» Exercise details
Can you transcribe the data exactly? Leave the pictures out.

Data items

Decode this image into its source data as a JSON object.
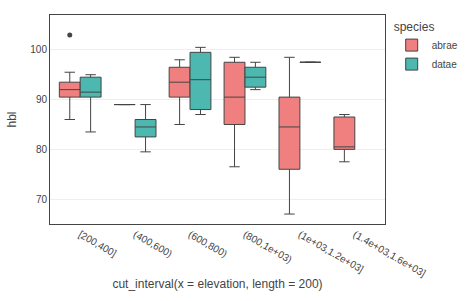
{
  "chart_data": {
    "type": "box",
    "xlabel": "cut_interval(x = elevation, length = 200)",
    "ylabel": "hbl",
    "legend_title": "species",
    "categories": [
      "[200,400]",
      "(400,600)",
      "(600,800)",
      "(800,1e+03)",
      "(1e+03,1.2e+03]",
      "(1.4e+03,1.6e+03]"
    ],
    "series": [
      {
        "name": "abrae",
        "color": "#F08080",
        "boxes": [
          {
            "q1": 90.5,
            "median": 92.0,
            "q3": 93.5,
            "whislo": 86.0,
            "whishi": 95.5,
            "fliers": [
              103
            ]
          },
          {
            "q1": 89.0,
            "median": 89.0,
            "q3": 89.0,
            "whislo": 89.0,
            "whishi": 89.0,
            "fliers": []
          },
          {
            "q1": 90.5,
            "median": 93.5,
            "q3": 96.5,
            "whislo": 85.0,
            "whishi": 98.0,
            "fliers": []
          },
          {
            "q1": 85.0,
            "median": 90.5,
            "q3": 97.5,
            "whislo": 76.5,
            "whishi": 98.5,
            "fliers": []
          },
          {
            "q1": 76.0,
            "median": 84.5,
            "q3": 90.5,
            "whislo": 67.0,
            "whishi": 98.5,
            "fliers": []
          },
          {
            "q1": 80.0,
            "median": 80.5,
            "q3": 86.5,
            "whislo": 77.5,
            "whishi": 87.0,
            "fliers": []
          }
        ]
      },
      {
        "name": "datae",
        "color": "#4DB8B0",
        "boxes": [
          {
            "q1": 90.5,
            "median": 91.5,
            "q3": 94.5,
            "whislo": 83.5,
            "whishi": 95.0,
            "fliers": []
          },
          {
            "q1": 82.5,
            "median": 84.5,
            "q3": 86.0,
            "whislo": 79.5,
            "whishi": 89.0,
            "fliers": []
          },
          {
            "q1": 88.0,
            "median": 94.0,
            "q3": 99.5,
            "whislo": 87.0,
            "whishi": 100.5,
            "fliers": []
          },
          {
            "q1": 92.5,
            "median": 94.5,
            "q3": 96.5,
            "whislo": 92.0,
            "whishi": 97.5,
            "fliers": []
          },
          {
            "q1": 97.5,
            "median": 97.5,
            "q3": 97.5,
            "whislo": 97.5,
            "whishi": 97.5,
            "fliers": []
          },
          null
        ]
      }
    ],
    "ylim": [
      65,
      107
    ],
    "yticks": [
      70,
      80,
      90,
      100
    ],
    "grid": true,
    "legend": "right"
  }
}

» Response to the exercise
Decode this image into its source data as a JSON object.
{
  "chart_data": {
    "type": "box",
    "xlabel": "cut_interval(x = elevation, length = 200)",
    "ylabel": "hbl",
    "legend_title": "species",
    "categories": [
      "[200,400]",
      "(400,600)",
      "(600,800)",
      "(800,1e+03)",
      "(1e+03,1.2e+03]",
      "(1.4e+03,1.6e+03]"
    ],
    "series": [
      {
        "name": "abrae",
        "color": "#F08080",
        "boxes": [
          {
            "q1": 90.5,
            "median": 92.0,
            "q3": 93.5,
            "whislo": 86.0,
            "whishi": 95.5,
            "fliers": [
              103
            ]
          },
          {
            "q1": 89.0,
            "median": 89.0,
            "q3": 89.0,
            "whislo": 89.0,
            "whishi": 89.0,
            "fliers": []
          },
          {
            "q1": 90.5,
            "median": 93.5,
            "q3": 96.5,
            "whislo": 85.0,
            "whishi": 98.0,
            "fliers": []
          },
          {
            "q1": 85.0,
            "median": 90.5,
            "q3": 97.5,
            "whislo": 76.5,
            "whishi": 98.5,
            "fliers": []
          },
          {
            "q1": 76.0,
            "median": 84.5,
            "q3": 90.5,
            "whislo": 67.0,
            "whishi": 98.5,
            "fliers": []
          },
          {
            "q1": 80.0,
            "median": 80.5,
            "q3": 86.5,
            "whislo": 77.5,
            "whishi": 87.0,
            "fliers": []
          }
        ]
      },
      {
        "name": "datae",
        "color": "#4DB8B0",
        "boxes": [
          {
            "q1": 90.5,
            "median": 91.5,
            "q3": 94.5,
            "whislo": 83.5,
            "whishi": 95.0,
            "fliers": []
          },
          {
            "q1": 82.5,
            "median": 84.5,
            "q3": 86.0,
            "whislo": 79.5,
            "whishi": 89.0,
            "fliers": []
          },
          {
            "q1": 88.0,
            "median": 94.0,
            "q3": 99.5,
            "whislo": 87.0,
            "whishi": 100.5,
            "fliers": []
          },
          {
            "q1": 92.5,
            "median": 94.5,
            "q3": 96.5,
            "whislo": 92.0,
            "whishi": 97.5,
            "fliers": []
          },
          {
            "q1": 97.5,
            "median": 97.5,
            "q3": 97.5,
            "whislo": 97.5,
            "whishi": 97.5,
            "fliers": []
          },
          null
        ]
      }
    ],
    "ylim": [
      65,
      107
    ],
    "yticks": [
      70,
      80,
      90,
      100
    ],
    "grid": true,
    "legend": "right"
  }
}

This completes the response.